Your task is to give the listing below back word for word, pictures excluded.

Records from a collection:

※

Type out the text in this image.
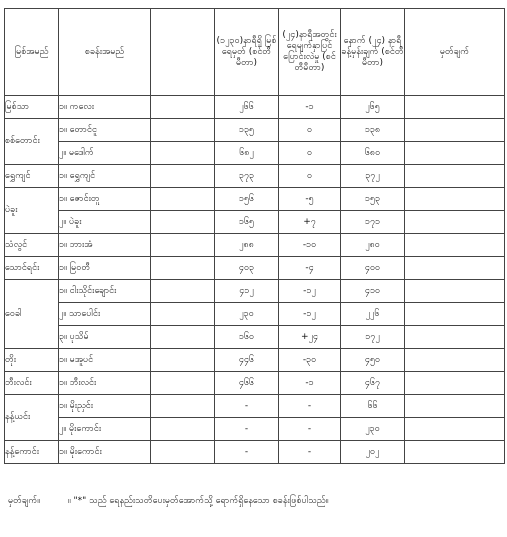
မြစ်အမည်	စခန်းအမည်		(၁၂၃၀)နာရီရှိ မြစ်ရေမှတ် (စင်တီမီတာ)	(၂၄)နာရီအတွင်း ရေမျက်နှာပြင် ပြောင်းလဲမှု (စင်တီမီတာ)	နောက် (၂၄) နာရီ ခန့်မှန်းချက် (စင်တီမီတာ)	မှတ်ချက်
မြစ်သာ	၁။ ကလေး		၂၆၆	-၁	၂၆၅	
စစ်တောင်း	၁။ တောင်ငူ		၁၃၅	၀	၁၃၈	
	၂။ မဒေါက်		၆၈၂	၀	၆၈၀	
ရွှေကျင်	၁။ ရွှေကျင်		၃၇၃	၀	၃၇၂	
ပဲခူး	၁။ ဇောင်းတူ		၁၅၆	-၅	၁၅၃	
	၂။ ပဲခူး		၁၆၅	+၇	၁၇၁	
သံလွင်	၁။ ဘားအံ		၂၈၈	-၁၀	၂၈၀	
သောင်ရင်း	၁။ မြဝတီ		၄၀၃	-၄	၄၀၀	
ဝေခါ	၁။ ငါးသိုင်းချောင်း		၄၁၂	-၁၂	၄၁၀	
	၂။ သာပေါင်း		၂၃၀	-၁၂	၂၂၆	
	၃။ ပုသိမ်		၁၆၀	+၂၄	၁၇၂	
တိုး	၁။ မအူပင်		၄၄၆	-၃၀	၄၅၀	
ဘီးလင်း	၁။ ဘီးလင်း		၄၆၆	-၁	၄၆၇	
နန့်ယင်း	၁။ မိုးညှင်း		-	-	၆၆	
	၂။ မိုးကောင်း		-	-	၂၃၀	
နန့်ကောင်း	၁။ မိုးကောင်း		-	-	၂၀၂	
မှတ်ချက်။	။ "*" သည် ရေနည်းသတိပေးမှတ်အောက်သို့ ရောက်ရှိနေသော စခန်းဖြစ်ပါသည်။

※

» **Solution to this problem**
Type out the text in this image.
မြစ်အမည်	စခန်းအမည်		(၁၂၃၀)နာရီရှိ မြစ်ရေမှတ် (စင်တီမီတာ)	(၂၄)နာရီအတွင်း ရေမျက်နှာပြင် ပြောင်းလဲမှု (စင်တီမီတာ)	နောက် (၂၄) နာရီ ခန့်မှန်းချက် (စင်တီမီတာ)	မှတ်ချက်
မြစ်သာ	၁။ ကလေး		၂၆၆	-၁	၂၆၅	
စစ်တောင်း	၁။ တောင်ငူ		၁၃၅	၀	၁၃၈	
	၂။ မဒေါက်		၆၈၂	၀	၆၈၀	
ရွှေကျင်	၁။ ရွှေကျင်		၃၇၃	၀	၃၇၂	
ပဲခူး	၁။ ဇောင်းတူ		၁၅၆	-၅	၁၅၃	
	၂။ ပဲခူး		၁၆၅	+၇	၁၇၁	
သံလွင်	၁။ ဘားအံ		၂၈၈	-၁၀	၂၈၀	
သောင်ရင်း	၁။ မြဝတီ		၄၀၃	-၄	၄၀၀	
ဝေခါ	၁။ ငါးသိုင်းချောင်း		၄၁၂	-၁၂	၄၁၀	
	၂။ သာပေါင်း		၂၃၀	-၁၂	၂၂၆	
	၃။ ပုသိမ်		၁၆၀	+၂၄	၁၇၂	
တိုး	၁။ မအူပင်		၄၄၆	-၃၀	၄၅၀	
ဘီးလင်း	၁။ ဘီးလင်း		၄၆၆	-၁	၄၆၇	
နန့်ယင်း	၁။ မိုးညှင်း		-	-	၆၆	
	၂။ မိုးကောင်း		-	-	၂၃၀	
နန့်ကောင်း	၁။ မိုးကောင်း		-	-	၂၀၂	
မှတ်ချက်။	။ "*" သည် ရေနည်းသတိပေးမှတ်အောက်သို့ ရောက်ရှိနေသော စခန်းဖြစ်ပါသည်။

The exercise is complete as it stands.